Please render the material below as a JSON list of strings, one string per line, leaving out blank lines and any pictures.

## MATERIAL
------------------------------------------------------------
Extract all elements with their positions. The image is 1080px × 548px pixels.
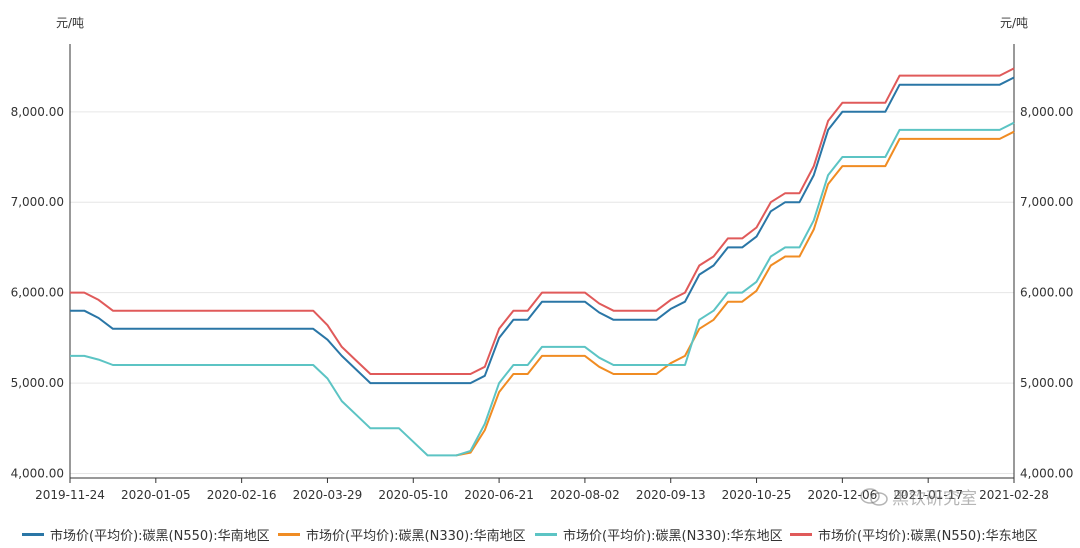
x-tick-label: 2019-11-24 bbox=[35, 488, 105, 502]
series-line-4 bbox=[70, 67, 1015, 375]
legend-item-n330-south[interactable]: 市场价(平均价):碳黑(N330):华南地区 bbox=[278, 524, 526, 544]
y-tick-label-right: 8,000.00 bbox=[1020, 105, 1073, 119]
legend-item-n550-south[interactable]: 市场价(平均价):碳黑(N550):华南地区 bbox=[22, 524, 270, 544]
watermark-text: 黑钦研究室 bbox=[892, 489, 977, 509]
y-tick-label-right: 7,000.00 bbox=[1020, 195, 1073, 209]
y-tick-label-right: 6,000.00 bbox=[1020, 286, 1073, 300]
y-tick-label-right: 4,000.00 bbox=[1020, 466, 1073, 480]
watermark: 黑钦研究室 bbox=[860, 484, 977, 509]
x-tick-label: 2020-02-16 bbox=[207, 488, 277, 502]
y-tick-label-right: 5,000.00 bbox=[1020, 376, 1073, 390]
x-tick-label: 2020-03-29 bbox=[293, 488, 363, 502]
legend-item-n330-east[interactable]: 市场价(平均价):碳黑(N330):华东地区 bbox=[535, 524, 783, 544]
series-line-3 bbox=[70, 121, 1015, 457]
legend-label: 市场价(平均价):碳黑(N330):华东地区 bbox=[563, 528, 783, 544]
x-tick-label: 2020-06-21 bbox=[464, 488, 534, 502]
y-tick-label-left: 5,000.00 bbox=[11, 376, 64, 390]
x-tick-label: 2020-08-02 bbox=[550, 488, 620, 502]
series-line-2 bbox=[456, 130, 1015, 457]
x-tick-label: 2020-05-10 bbox=[378, 488, 448, 502]
y-tick-label-left: 7,000.00 bbox=[11, 195, 64, 209]
x-tick-label: 2021-02-28 bbox=[979, 488, 1049, 502]
legend-label: 市场价(平均价):碳黑(N330):华南地区 bbox=[306, 528, 526, 544]
legend-swatch bbox=[535, 532, 557, 536]
legend-swatch bbox=[790, 532, 812, 536]
legend-swatch bbox=[22, 532, 44, 536]
y-tick-label-left: 6,000.00 bbox=[11, 286, 64, 300]
legend-label: 市场价(平均价):碳黑(N550):华东地区 bbox=[818, 528, 1038, 544]
x-tick-label: 2020-09-13 bbox=[636, 488, 706, 502]
y-tick-label-left: 4,000.00 bbox=[11, 466, 64, 480]
x-tick-label: 2021-01-17 bbox=[893, 488, 963, 502]
legend-label: 市场价(平均价):碳黑(N550):华南地区 bbox=[50, 528, 270, 544]
x-tick-label: 2020-12-06 bbox=[807, 488, 877, 502]
legend-item-n550-east[interactable]: 市场价(平均价):碳黑(N550):华东地区 bbox=[790, 524, 1038, 544]
chat-bubble-icon bbox=[860, 487, 888, 506]
x-tick-label: 2020-10-25 bbox=[722, 488, 792, 502]
x-tick-label: 2020-01-05 bbox=[121, 488, 191, 502]
legend-swatch bbox=[278, 532, 300, 536]
series-line-1 bbox=[70, 76, 1015, 385]
chart-legend: 市场价(平均价):碳黑(N550):华南地区 市场价(平均价):碳黑(N330)… bbox=[22, 524, 1080, 544]
left-axis-unit: 元/吨 bbox=[56, 16, 85, 30]
y-tick-label-left: 8,000.00 bbox=[11, 105, 64, 119]
right-axis-unit: 元/吨 bbox=[1000, 16, 1029, 30]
------------------------------------------------------------
## OUTPUT BELOW
[
  "Extract all elements with their positions. The image is 1080px × 548px pixels.",
  "x-tick-label: 2019-11-24 bbox=[35, 488, 105, 502]",
  "series-line-4 bbox=[70, 67, 1015, 375]",
  "legend-item-n330-south[interactable]: 市场价(平均价):碳黑(N330):华南地区 bbox=[278, 524, 526, 544]",
  "y-tick-label-right: 8,000.00 bbox=[1020, 105, 1073, 119]",
  "legend-item-n550-south[interactable]: 市场价(平均价):碳黑(N550):华南地区 bbox=[22, 524, 270, 544]",
  "watermark-text: 黑钦研究室 bbox=[892, 489, 977, 509]",
  "y-tick-label-right: 7,000.00 bbox=[1020, 195, 1073, 209]",
  "y-tick-label-right: 6,000.00 bbox=[1020, 286, 1073, 300]",
  "y-tick-label-right: 4,000.00 bbox=[1020, 466, 1073, 480]",
  "watermark: 黑钦研究室 bbox=[860, 484, 977, 509]",
  "x-tick-label: 2020-02-16 bbox=[207, 488, 277, 502]",
  "y-tick-label-right: 5,000.00 bbox=[1020, 376, 1073, 390]",
  "x-tick-label: 2020-03-29 bbox=[293, 488, 363, 502]",
  "legend-item-n330-east[interactable]: 市场价(平均价):碳黑(N330):华东地区 bbox=[535, 524, 783, 544]",
  "series-line-3 bbox=[70, 121, 1015, 457]",
  "legend-label: 市场价(平均价):碳黑(N330):华东地区 bbox=[563, 528, 783, 544]",
  "x-tick-label: 2020-06-21 bbox=[464, 488, 534, 502]",
  "y-tick-label-left: 5,000.00 bbox=[11, 376, 64, 390]",
  "x-tick-label: 2020-08-02 bbox=[550, 488, 620, 502]",
  "series-line-2 bbox=[456, 130, 1015, 457]",
  "x-tick-label: 2020-05-10 bbox=[378, 488, 448, 502]",
  "y-tick-label-left: 7,000.00 bbox=[11, 195, 64, 209]",
  "x-tick-label: 2021-02-28 bbox=[979, 488, 1049, 502]",
  "legend-label: 市场价(平均价):碳黑(N330):华南地区 bbox=[306, 528, 526, 544]",
  "legend-swatch bbox=[535, 532, 557, 536]",
  "legend-swatch bbox=[790, 532, 812, 536]",
  "legend-swatch bbox=[22, 532, 44, 536]",
  "y-tick-label-left: 6,000.00 bbox=[11, 286, 64, 300]",
  "legend-label: 市场价(平均价):碳黑(N550):华东地区 bbox=[818, 528, 1038, 544]",
  "x-tick-label: 2020-09-13 bbox=[636, 488, 706, 502]",
  "y-tick-label-left: 4,000.00 bbox=[11, 466, 64, 480]",
  "x-tick-label: 2021-01-17 bbox=[893, 488, 963, 502]",
  "legend-label: 市场价(平均价):碳黑(N550):华南地区 bbox=[50, 528, 270, 544]",
  "x-tick-label: 2020-12-06 bbox=[807, 488, 877, 502]",
  "legend-item-n550-east[interactable]: 市场价(平均价):碳黑(N550):华东地区 bbox=[790, 524, 1038, 544]",
  "chat-bubble-icon bbox=[860, 487, 888, 506]",
  "x-tick-label: 2020-10-25 bbox=[722, 488, 792, 502]",
  "x-tick-label: 2020-01-05 bbox=[121, 488, 191, 502]",
  "legend-swatch bbox=[278, 532, 300, 536]",
  "series-line-1 bbox=[70, 76, 1015, 385]",
  "chart-legend: 市场价(平均价):碳黑(N550):华南地区 市场价(平均价):碳黑(N330)… bbox=[22, 524, 1080, 544]",
  "left-axis-unit: 元/吨 bbox=[56, 16, 85, 30]",
  "y-tick-label-left: 8,000.00 bbox=[11, 105, 64, 119]",
  "right-axis-unit: 元/吨 bbox=[1000, 16, 1029, 30]"
]